-- Start of DATA RECORDS --
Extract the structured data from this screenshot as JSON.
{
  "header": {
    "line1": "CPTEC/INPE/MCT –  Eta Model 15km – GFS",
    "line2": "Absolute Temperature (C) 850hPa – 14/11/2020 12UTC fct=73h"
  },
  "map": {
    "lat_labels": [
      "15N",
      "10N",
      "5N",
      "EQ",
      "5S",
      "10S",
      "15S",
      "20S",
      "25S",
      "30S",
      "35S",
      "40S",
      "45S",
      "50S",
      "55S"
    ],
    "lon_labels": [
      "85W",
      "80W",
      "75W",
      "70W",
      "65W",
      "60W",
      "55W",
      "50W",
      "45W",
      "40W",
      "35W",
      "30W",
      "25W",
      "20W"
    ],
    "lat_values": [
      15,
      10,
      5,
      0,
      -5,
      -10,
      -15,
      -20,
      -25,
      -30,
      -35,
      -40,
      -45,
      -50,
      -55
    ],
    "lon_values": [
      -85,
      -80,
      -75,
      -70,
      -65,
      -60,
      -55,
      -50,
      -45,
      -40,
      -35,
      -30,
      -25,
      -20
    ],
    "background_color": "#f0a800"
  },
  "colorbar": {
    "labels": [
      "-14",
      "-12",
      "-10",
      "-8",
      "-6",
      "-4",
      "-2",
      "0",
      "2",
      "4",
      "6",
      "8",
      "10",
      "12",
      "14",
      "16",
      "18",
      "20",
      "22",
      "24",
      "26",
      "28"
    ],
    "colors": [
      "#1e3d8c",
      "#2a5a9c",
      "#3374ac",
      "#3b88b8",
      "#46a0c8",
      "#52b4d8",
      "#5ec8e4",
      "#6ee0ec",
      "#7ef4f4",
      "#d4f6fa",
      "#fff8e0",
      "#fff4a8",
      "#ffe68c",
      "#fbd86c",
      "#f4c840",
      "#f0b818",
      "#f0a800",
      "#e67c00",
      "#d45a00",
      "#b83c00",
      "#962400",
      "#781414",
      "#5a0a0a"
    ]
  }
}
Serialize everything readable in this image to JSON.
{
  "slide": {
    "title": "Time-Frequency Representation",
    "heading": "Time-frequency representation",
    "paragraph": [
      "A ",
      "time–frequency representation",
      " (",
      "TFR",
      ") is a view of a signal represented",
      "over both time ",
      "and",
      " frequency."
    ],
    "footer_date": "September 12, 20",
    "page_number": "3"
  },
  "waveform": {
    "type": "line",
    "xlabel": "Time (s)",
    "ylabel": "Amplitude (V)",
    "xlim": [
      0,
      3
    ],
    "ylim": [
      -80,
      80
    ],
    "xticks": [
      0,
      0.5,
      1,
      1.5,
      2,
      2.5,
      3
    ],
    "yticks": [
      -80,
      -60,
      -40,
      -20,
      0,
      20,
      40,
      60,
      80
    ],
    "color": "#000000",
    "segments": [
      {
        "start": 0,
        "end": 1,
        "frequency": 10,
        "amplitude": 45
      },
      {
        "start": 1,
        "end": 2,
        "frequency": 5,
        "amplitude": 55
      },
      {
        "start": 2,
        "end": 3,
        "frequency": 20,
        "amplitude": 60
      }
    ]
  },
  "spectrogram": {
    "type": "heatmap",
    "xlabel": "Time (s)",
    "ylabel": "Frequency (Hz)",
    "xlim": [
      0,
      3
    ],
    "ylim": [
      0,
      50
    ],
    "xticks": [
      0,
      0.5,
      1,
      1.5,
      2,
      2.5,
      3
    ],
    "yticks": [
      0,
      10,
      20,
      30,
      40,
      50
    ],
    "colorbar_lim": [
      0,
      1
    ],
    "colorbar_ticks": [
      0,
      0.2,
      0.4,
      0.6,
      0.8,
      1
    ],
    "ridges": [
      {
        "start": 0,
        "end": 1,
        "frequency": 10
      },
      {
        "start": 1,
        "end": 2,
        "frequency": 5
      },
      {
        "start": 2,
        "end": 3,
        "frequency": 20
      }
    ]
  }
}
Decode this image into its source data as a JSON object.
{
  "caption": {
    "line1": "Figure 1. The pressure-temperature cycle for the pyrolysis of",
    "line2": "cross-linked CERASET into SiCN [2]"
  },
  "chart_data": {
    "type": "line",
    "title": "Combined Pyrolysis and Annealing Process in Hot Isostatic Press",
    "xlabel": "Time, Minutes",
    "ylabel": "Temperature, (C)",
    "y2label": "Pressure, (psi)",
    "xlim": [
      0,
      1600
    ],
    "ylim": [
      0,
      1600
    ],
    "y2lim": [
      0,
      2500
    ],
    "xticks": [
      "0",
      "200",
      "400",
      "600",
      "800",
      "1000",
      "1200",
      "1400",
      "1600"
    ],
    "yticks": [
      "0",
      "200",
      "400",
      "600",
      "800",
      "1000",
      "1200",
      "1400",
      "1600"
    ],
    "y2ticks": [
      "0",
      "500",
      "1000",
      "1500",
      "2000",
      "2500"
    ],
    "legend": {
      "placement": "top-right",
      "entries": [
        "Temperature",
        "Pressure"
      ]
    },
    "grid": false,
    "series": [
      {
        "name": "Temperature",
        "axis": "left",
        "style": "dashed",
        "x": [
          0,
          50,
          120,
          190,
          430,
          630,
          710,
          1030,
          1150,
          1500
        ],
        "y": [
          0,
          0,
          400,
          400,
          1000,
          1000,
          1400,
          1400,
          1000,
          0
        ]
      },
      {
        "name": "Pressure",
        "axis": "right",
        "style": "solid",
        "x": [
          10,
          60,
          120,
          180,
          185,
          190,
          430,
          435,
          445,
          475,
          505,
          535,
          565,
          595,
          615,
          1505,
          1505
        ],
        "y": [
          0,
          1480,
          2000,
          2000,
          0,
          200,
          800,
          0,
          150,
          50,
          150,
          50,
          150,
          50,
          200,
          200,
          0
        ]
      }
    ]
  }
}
-- End of DATA RECORDS --
-- Start of DATA RECORDS --
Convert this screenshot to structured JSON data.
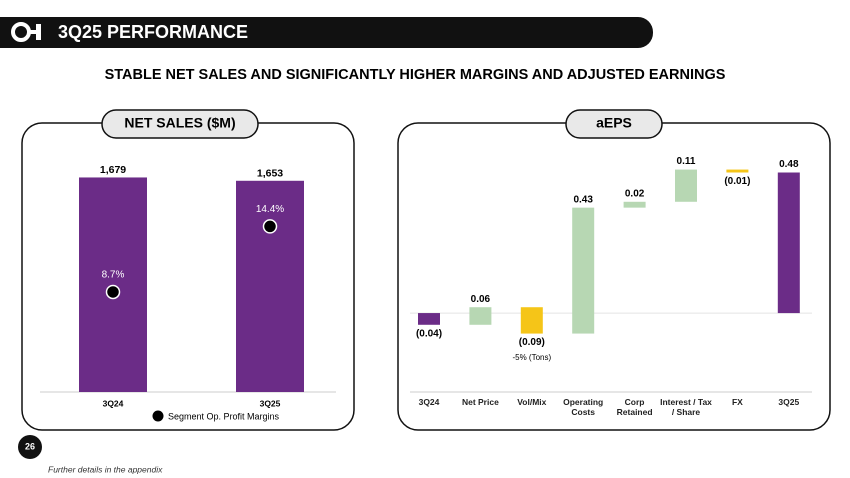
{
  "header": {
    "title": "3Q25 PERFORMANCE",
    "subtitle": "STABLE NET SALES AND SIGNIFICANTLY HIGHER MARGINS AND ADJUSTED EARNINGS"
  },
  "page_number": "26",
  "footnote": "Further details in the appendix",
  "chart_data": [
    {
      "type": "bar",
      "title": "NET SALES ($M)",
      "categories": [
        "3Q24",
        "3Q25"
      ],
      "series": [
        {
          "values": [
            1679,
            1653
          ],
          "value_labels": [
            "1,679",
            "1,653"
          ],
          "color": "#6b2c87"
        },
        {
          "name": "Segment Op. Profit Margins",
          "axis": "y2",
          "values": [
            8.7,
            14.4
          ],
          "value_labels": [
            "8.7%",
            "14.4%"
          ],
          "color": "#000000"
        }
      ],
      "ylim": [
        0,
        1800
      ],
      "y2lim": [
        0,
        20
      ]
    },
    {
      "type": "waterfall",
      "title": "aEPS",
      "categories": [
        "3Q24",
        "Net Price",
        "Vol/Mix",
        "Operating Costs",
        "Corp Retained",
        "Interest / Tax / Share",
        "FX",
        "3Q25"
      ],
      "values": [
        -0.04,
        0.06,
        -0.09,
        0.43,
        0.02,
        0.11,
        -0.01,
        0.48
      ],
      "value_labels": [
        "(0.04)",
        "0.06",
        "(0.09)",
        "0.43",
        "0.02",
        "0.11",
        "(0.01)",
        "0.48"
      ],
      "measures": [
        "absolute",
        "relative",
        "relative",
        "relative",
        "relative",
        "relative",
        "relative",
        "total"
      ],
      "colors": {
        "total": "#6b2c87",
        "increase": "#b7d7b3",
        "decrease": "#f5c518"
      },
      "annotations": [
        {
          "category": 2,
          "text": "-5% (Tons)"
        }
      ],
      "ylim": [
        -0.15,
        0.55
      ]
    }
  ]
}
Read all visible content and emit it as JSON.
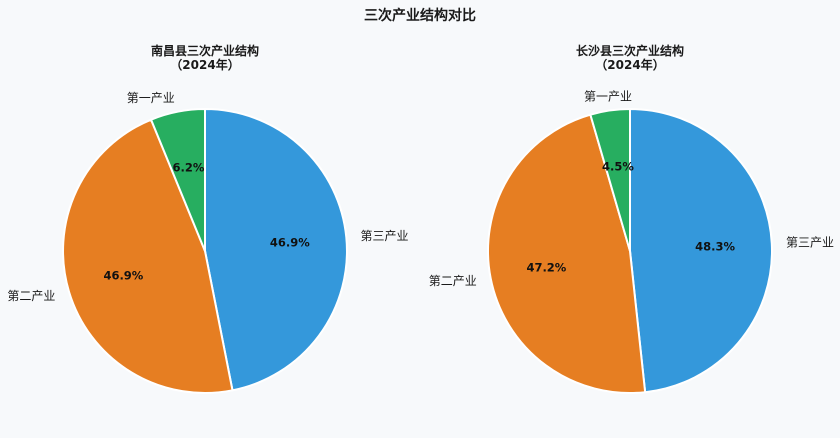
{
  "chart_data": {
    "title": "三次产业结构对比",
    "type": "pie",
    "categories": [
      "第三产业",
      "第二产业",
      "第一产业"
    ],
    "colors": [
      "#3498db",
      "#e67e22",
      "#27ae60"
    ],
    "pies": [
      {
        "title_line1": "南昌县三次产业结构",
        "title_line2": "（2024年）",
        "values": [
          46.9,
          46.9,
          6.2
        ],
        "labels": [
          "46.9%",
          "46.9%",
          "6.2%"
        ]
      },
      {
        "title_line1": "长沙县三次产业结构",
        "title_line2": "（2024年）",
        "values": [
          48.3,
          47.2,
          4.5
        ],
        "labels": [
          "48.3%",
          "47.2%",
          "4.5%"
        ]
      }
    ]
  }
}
-- End of DATA RECORDS --
▶ [TASK TO COMPLETE]: Track down every line of the material containing the string "image", and copy it.

▶ [SOLVED PROBLEM]:
Serialize everything readable in this image to JSON.
Decode this image into its source data as a JSON object.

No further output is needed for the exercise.